Data entries
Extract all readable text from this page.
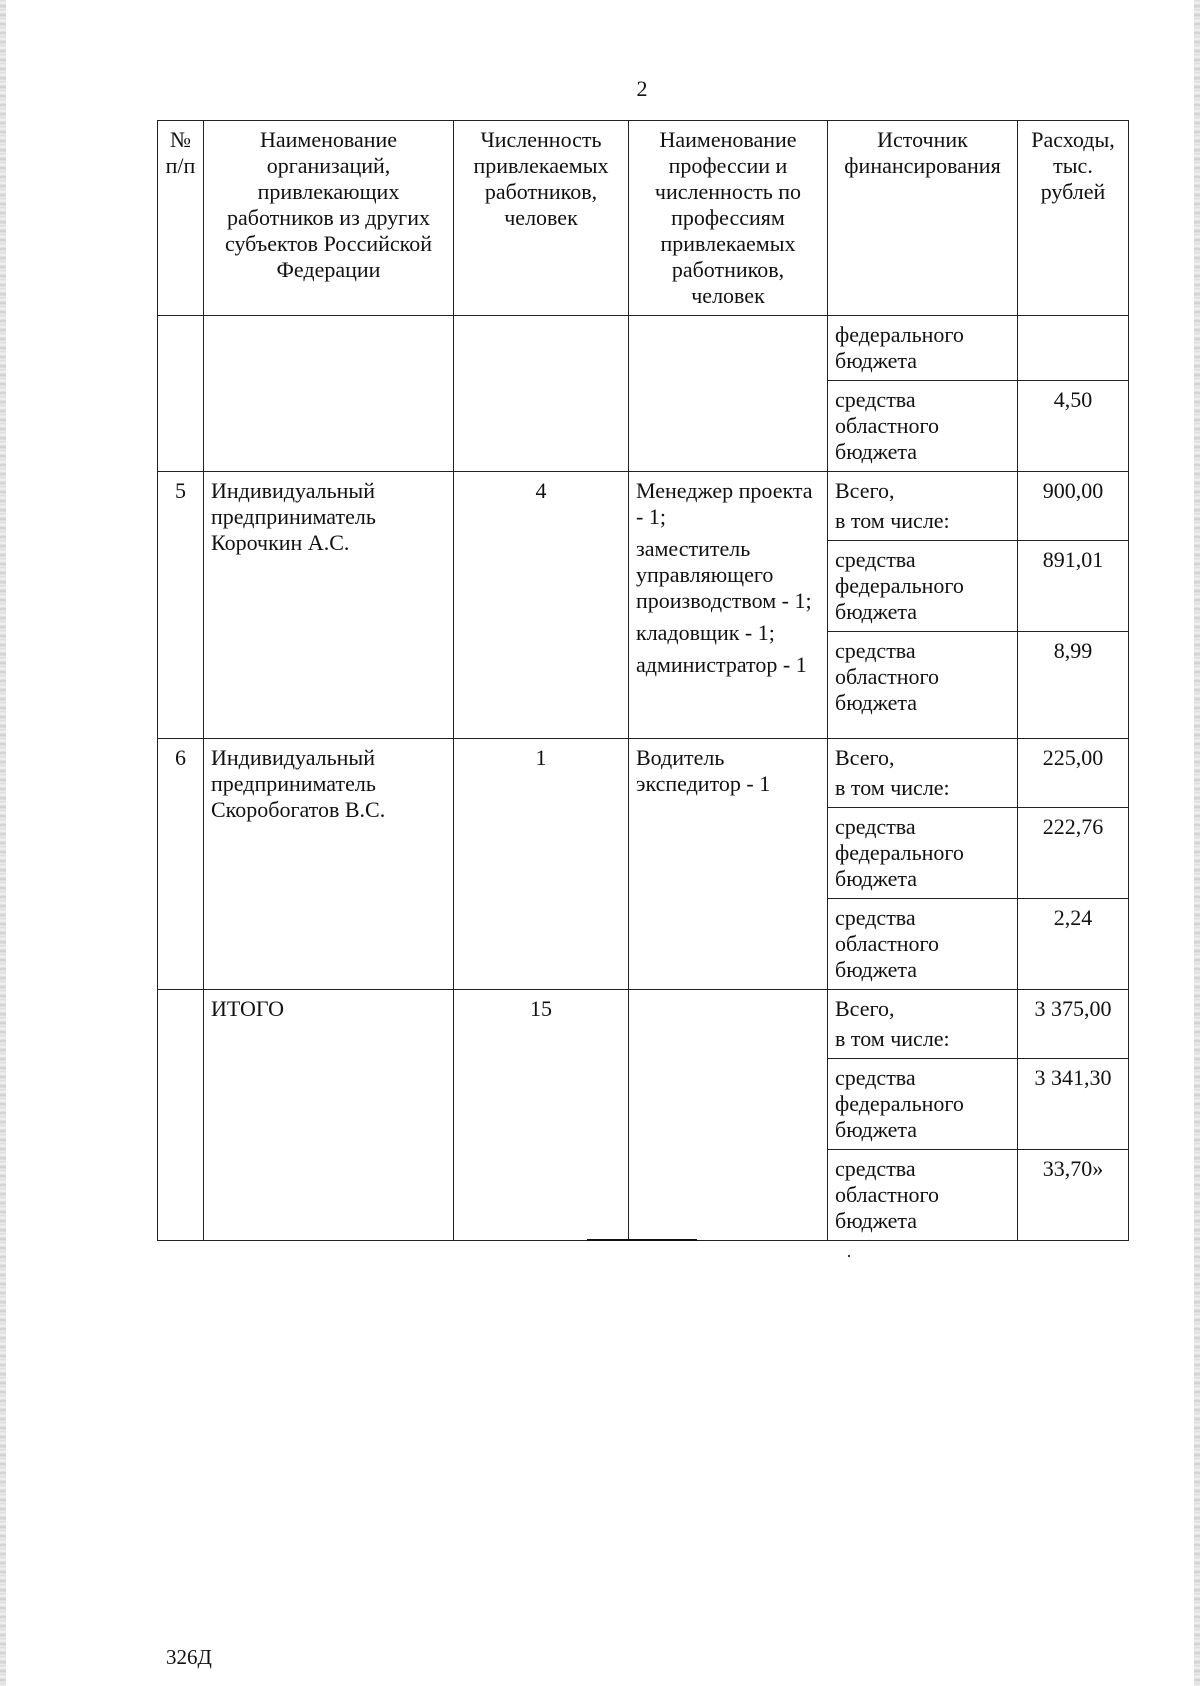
2
№ п/п	Наименование организаций, привлекающих работников из других субъектов Российской Федерации	Численность привлекаемых работников, человек	Наименование профессии и численность по профессиям привлекаемых работников, человек	Источник финансирования	Расходы, тыс. рублей
				федерального бюджета	
				средства областного бюджета	4,50
5	Индивидуальный предприниматель Корочкин А.С.	4	Менеджер проекта - 1;
заместитель управляющего производством - 1;
кладовщик - 1;
администратор - 1	Всего,
в том числе:	900,00
				средства федерального бюджета	891,01
				средства областного бюджета	8,99
6	Индивидуальный предприниматель Скоробогатов В.С.	1	Водитель экспедитор - 1	Всего,
в том числе:	225,00
				средства федерального бюджета	222,76
				средства областного бюджета	2,24
	ИТОГО	15		Всего,
в том числе:	3 375,00
				средства федерального бюджета	3 341,30
				средства областного бюджета	33,70»
326Д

• [Do this]: Your copy should match the entries exactly, minus the pictures.

• [Answer for this exercise]:
Extract all readable text from this page.
2
№ п/п	Наименование организаций, привлекающих работников из других субъектов Российской Федерации	Численность привлекаемых работников, человек	Наименование профессии и численность по профессиям привлекаемых работников, человек	Источник финансирования	Расходы, тыс. рублей
				федерального бюджета	
				средства областного бюджета	4,50
5	Индивидуальный предприниматель Корочкин А.С.	4	Менеджер проекта - 1;
заместитель управляющего производством - 1;
кладовщик - 1;
администратор - 1	Всего,
в том числе:	900,00
				средства федерального бюджета	891,01
				средства областного бюджета	8,99
6	Индивидуальный предприниматель Скоробогатов В.С.	1	Водитель экспедитор - 1	Всего,
в том числе:	225,00
				средства федерального бюджета	222,76
				средства областного бюджета	2,24
	ИТОГО	15		Всего,
в том числе:	3 375,00
				средства федерального бюджета	3 341,30
				средства областного бюджета	33,70»
326Д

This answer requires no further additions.